What to work on: Write out the whole of the material exactly.
· · · · ·
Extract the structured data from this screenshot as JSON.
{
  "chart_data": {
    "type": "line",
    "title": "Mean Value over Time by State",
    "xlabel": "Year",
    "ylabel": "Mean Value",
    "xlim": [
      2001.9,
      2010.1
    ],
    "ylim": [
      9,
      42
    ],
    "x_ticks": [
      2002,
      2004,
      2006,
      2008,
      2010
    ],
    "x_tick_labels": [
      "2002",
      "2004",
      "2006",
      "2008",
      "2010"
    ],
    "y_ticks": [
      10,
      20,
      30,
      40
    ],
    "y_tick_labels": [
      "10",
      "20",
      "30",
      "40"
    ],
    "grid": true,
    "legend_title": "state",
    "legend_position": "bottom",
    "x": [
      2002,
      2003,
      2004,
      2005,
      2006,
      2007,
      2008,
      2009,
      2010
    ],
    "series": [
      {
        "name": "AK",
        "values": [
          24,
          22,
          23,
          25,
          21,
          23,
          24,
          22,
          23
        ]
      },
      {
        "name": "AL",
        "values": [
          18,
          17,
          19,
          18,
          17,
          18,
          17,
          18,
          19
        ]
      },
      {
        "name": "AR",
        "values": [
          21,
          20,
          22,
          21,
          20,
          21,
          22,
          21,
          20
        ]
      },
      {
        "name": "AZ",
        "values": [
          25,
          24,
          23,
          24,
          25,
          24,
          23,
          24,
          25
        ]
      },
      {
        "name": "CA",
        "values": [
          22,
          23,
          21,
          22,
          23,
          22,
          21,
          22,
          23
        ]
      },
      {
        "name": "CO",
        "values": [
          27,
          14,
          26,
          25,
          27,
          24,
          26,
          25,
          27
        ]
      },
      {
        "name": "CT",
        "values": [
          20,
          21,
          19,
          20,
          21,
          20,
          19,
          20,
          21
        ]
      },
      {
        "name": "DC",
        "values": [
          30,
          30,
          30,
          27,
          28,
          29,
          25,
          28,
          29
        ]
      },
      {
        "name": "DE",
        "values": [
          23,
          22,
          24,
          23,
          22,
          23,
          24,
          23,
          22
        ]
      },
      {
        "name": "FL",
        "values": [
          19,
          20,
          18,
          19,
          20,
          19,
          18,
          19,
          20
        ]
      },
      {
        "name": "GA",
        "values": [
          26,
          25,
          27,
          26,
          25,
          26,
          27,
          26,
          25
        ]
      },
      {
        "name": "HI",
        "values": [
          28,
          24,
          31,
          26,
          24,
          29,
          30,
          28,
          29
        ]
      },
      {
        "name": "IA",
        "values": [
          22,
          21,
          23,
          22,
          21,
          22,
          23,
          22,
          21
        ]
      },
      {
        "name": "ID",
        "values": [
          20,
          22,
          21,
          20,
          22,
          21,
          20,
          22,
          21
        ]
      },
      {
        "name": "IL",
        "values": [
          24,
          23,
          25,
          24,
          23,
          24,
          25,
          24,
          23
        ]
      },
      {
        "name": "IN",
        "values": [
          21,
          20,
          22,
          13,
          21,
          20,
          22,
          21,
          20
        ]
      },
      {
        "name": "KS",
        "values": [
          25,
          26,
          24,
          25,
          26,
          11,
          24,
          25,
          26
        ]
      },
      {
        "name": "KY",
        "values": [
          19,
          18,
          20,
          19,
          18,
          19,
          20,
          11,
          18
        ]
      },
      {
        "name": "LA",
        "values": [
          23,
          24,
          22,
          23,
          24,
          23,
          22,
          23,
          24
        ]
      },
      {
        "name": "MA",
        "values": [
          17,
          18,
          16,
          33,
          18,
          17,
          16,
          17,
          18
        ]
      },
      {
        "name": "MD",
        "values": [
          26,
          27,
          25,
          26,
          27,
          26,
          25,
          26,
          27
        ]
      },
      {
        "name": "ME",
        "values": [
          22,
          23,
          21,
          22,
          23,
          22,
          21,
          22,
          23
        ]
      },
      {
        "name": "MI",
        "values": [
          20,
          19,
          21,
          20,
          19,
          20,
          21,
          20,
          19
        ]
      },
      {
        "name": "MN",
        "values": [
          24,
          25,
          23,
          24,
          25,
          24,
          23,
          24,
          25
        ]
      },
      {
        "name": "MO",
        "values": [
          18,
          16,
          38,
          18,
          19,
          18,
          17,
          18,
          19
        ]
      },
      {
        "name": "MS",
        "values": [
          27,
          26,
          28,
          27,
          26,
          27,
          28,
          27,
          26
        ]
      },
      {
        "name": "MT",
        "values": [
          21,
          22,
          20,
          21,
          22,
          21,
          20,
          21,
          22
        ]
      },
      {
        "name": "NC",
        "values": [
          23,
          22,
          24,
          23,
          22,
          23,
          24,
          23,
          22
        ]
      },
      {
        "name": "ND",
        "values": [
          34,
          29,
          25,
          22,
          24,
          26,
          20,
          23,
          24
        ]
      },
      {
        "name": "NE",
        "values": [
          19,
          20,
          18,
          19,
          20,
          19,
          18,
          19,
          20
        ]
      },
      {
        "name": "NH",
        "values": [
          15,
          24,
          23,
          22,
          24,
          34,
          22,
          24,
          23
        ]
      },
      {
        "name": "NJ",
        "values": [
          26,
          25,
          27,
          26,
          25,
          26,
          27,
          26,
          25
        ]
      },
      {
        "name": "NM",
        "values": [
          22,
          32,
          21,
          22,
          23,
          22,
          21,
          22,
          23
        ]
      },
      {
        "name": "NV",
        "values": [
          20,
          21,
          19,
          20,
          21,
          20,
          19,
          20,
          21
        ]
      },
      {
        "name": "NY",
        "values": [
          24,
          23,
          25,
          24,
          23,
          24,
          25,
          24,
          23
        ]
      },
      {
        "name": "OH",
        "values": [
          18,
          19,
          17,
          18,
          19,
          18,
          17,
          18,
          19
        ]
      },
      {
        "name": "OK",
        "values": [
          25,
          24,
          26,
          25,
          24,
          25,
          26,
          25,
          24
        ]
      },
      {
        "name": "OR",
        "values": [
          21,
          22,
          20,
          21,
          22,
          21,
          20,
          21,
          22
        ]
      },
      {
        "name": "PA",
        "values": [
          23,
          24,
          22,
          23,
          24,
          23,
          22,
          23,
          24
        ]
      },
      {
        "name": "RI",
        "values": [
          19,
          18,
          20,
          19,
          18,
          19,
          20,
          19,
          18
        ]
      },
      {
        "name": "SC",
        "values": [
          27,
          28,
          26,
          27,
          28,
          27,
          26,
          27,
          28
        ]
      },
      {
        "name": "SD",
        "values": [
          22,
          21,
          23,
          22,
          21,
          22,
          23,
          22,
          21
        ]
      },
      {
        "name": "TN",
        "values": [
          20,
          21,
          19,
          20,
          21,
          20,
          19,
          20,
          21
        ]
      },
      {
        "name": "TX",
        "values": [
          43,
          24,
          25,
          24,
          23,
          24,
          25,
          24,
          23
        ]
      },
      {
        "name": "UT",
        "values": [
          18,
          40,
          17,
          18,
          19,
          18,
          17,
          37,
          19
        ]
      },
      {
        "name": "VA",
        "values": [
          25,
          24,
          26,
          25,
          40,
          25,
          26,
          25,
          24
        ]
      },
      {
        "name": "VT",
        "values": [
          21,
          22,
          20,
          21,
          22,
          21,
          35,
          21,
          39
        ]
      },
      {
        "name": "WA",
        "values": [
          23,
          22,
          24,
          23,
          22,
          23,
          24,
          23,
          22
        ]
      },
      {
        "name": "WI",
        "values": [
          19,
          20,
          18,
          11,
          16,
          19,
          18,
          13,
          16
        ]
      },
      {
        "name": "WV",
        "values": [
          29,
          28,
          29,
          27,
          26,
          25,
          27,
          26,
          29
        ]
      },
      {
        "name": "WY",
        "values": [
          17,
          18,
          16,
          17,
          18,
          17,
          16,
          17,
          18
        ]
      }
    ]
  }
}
· · · · ·
Task result:
Extract the structured data from this screenshot as JSON.
{
  "chart_data": {
    "type": "line",
    "title": "Mean Value over Time by State",
    "xlabel": "Year",
    "ylabel": "Mean Value",
    "xlim": [
      2001.9,
      2010.1
    ],
    "ylim": [
      9,
      42
    ],
    "x_ticks": [
      2002,
      2004,
      2006,
      2008,
      2010
    ],
    "x_tick_labels": [
      "2002",
      "2004",
      "2006",
      "2008",
      "2010"
    ],
    "y_ticks": [
      10,
      20,
      30,
      40
    ],
    "y_tick_labels": [
      "10",
      "20",
      "30",
      "40"
    ],
    "grid": true,
    "legend_title": "state",
    "legend_position": "bottom",
    "x": [
      2002,
      2003,
      2004,
      2005,
      2006,
      2007,
      2008,
      2009,
      2010
    ],
    "series": [
      {
        "name": "AK",
        "values": [
          24,
          22,
          23,
          25,
          21,
          23,
          24,
          22,
          23
        ]
      },
      {
        "name": "AL",
        "values": [
          18,
          17,
          19,
          18,
          17,
          18,
          17,
          18,
          19
        ]
      },
      {
        "name": "AR",
        "values": [
          21,
          20,
          22,
          21,
          20,
          21,
          22,
          21,
          20
        ]
      },
      {
        "name": "AZ",
        "values": [
          25,
          24,
          23,
          24,
          25,
          24,
          23,
          24,
          25
        ]
      },
      {
        "name": "CA",
        "values": [
          22,
          23,
          21,
          22,
          23,
          22,
          21,
          22,
          23
        ]
      },
      {
        "name": "CO",
        "values": [
          27,
          14,
          26,
          25,
          27,
          24,
          26,
          25,
          27
        ]
      },
      {
        "name": "CT",
        "values": [
          20,
          21,
          19,
          20,
          21,
          20,
          19,
          20,
          21
        ]
      },
      {
        "name": "DC",
        "values": [
          30,
          30,
          30,
          27,
          28,
          29,
          25,
          28,
          29
        ]
      },
      {
        "name": "DE",
        "values": [
          23,
          22,
          24,
          23,
          22,
          23,
          24,
          23,
          22
        ]
      },
      {
        "name": "FL",
        "values": [
          19,
          20,
          18,
          19,
          20,
          19,
          18,
          19,
          20
        ]
      },
      {
        "name": "GA",
        "values": [
          26,
          25,
          27,
          26,
          25,
          26,
          27,
          26,
          25
        ]
      },
      {
        "name": "HI",
        "values": [
          28,
          24,
          31,
          26,
          24,
          29,
          30,
          28,
          29
        ]
      },
      {
        "name": "IA",
        "values": [
          22,
          21,
          23,
          22,
          21,
          22,
          23,
          22,
          21
        ]
      },
      {
        "name": "ID",
        "values": [
          20,
          22,
          21,
          20,
          22,
          21,
          20,
          22,
          21
        ]
      },
      {
        "name": "IL",
        "values": [
          24,
          23,
          25,
          24,
          23,
          24,
          25,
          24,
          23
        ]
      },
      {
        "name": "IN",
        "values": [
          21,
          20,
          22,
          13,
          21,
          20,
          22,
          21,
          20
        ]
      },
      {
        "name": "KS",
        "values": [
          25,
          26,
          24,
          25,
          26,
          11,
          24,
          25,
          26
        ]
      },
      {
        "name": "KY",
        "values": [
          19,
          18,
          20,
          19,
          18,
          19,
          20,
          11,
          18
        ]
      },
      {
        "name": "LA",
        "values": [
          23,
          24,
          22,
          23,
          24,
          23,
          22,
          23,
          24
        ]
      },
      {
        "name": "MA",
        "values": [
          17,
          18,
          16,
          33,
          18,
          17,
          16,
          17,
          18
        ]
      },
      {
        "name": "MD",
        "values": [
          26,
          27,
          25,
          26,
          27,
          26,
          25,
          26,
          27
        ]
      },
      {
        "name": "ME",
        "values": [
          22,
          23,
          21,
          22,
          23,
          22,
          21,
          22,
          23
        ]
      },
      {
        "name": "MI",
        "values": [
          20,
          19,
          21,
          20,
          19,
          20,
          21,
          20,
          19
        ]
      },
      {
        "name": "MN",
        "values": [
          24,
          25,
          23,
          24,
          25,
          24,
          23,
          24,
          25
        ]
      },
      {
        "name": "MO",
        "values": [
          18,
          16,
          38,
          18,
          19,
          18,
          17,
          18,
          19
        ]
      },
      {
        "name": "MS",
        "values": [
          27,
          26,
          28,
          27,
          26,
          27,
          28,
          27,
          26
        ]
      },
      {
        "name": "MT",
        "values": [
          21,
          22,
          20,
          21,
          22,
          21,
          20,
          21,
          22
        ]
      },
      {
        "name": "NC",
        "values": [
          23,
          22,
          24,
          23,
          22,
          23,
          24,
          23,
          22
        ]
      },
      {
        "name": "ND",
        "values": [
          34,
          29,
          25,
          22,
          24,
          26,
          20,
          23,
          24
        ]
      },
      {
        "name": "NE",
        "values": [
          19,
          20,
          18,
          19,
          20,
          19,
          18,
          19,
          20
        ]
      },
      {
        "name": "NH",
        "values": [
          15,
          24,
          23,
          22,
          24,
          34,
          22,
          24,
          23
        ]
      },
      {
        "name": "NJ",
        "values": [
          26,
          25,
          27,
          26,
          25,
          26,
          27,
          26,
          25
        ]
      },
      {
        "name": "NM",
        "values": [
          22,
          32,
          21,
          22,
          23,
          22,
          21,
          22,
          23
        ]
      },
      {
        "name": "NV",
        "values": [
          20,
          21,
          19,
          20,
          21,
          20,
          19,
          20,
          21
        ]
      },
      {
        "name": "NY",
        "values": [
          24,
          23,
          25,
          24,
          23,
          24,
          25,
          24,
          23
        ]
      },
      {
        "name": "OH",
        "values": [
          18,
          19,
          17,
          18,
          19,
          18,
          17,
          18,
          19
        ]
      },
      {
        "name": "OK",
        "values": [
          25,
          24,
          26,
          25,
          24,
          25,
          26,
          25,
          24
        ]
      },
      {
        "name": "OR",
        "values": [
          21,
          22,
          20,
          21,
          22,
          21,
          20,
          21,
          22
        ]
      },
      {
        "name": "PA",
        "values": [
          23,
          24,
          22,
          23,
          24,
          23,
          22,
          23,
          24
        ]
      },
      {
        "name": "RI",
        "values": [
          19,
          18,
          20,
          19,
          18,
          19,
          20,
          19,
          18
        ]
      },
      {
        "name": "SC",
        "values": [
          27,
          28,
          26,
          27,
          28,
          27,
          26,
          27,
          28
        ]
      },
      {
        "name": "SD",
        "values": [
          22,
          21,
          23,
          22,
          21,
          22,
          23,
          22,
          21
        ]
      },
      {
        "name": "TN",
        "values": [
          20,
          21,
          19,
          20,
          21,
          20,
          19,
          20,
          21
        ]
      },
      {
        "name": "TX",
        "values": [
          43,
          24,
          25,
          24,
          23,
          24,
          25,
          24,
          23
        ]
      },
      {
        "name": "UT",
        "values": [
          18,
          40,
          17,
          18,
          19,
          18,
          17,
          37,
          19
        ]
      },
      {
        "name": "VA",
        "values": [
          25,
          24,
          26,
          25,
          40,
          25,
          26,
          25,
          24
        ]
      },
      {
        "name": "VT",
        "values": [
          21,
          22,
          20,
          21,
          22,
          21,
          35,
          21,
          39
        ]
      },
      {
        "name": "WA",
        "values": [
          23,
          22,
          24,
          23,
          22,
          23,
          24,
          23,
          22
        ]
      },
      {
        "name": "WI",
        "values": [
          19,
          20,
          18,
          11,
          16,
          19,
          18,
          13,
          16
        ]
      },
      {
        "name": "WV",
        "values": [
          29,
          28,
          29,
          27,
          26,
          25,
          27,
          26,
          29
        ]
      },
      {
        "name": "WY",
        "values": [
          17,
          18,
          16,
          17,
          18,
          17,
          16,
          17,
          18
        ]
      }
    ]
  }
}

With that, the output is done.